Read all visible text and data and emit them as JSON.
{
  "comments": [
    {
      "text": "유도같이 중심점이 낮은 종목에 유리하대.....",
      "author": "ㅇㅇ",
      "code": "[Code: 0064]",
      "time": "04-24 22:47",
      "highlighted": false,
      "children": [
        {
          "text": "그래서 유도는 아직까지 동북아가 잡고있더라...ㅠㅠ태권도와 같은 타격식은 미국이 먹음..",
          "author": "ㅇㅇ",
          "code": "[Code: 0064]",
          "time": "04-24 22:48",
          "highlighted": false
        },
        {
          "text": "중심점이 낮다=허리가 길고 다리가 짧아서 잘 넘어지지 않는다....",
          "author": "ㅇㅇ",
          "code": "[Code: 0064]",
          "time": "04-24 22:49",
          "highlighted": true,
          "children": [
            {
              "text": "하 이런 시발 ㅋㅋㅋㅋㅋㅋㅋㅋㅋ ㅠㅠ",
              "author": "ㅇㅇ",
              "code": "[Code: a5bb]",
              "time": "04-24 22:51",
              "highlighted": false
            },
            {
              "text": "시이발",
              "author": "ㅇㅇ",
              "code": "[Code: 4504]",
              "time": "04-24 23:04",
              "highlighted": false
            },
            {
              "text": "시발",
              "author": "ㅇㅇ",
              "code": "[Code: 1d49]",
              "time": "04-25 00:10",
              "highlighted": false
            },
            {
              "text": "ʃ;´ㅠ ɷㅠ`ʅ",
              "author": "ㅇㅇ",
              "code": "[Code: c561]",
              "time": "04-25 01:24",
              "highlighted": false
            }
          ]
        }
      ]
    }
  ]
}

**The exercise**
Your answer should be one number: how many lines in the material above contain the string "text".

**Written response**
8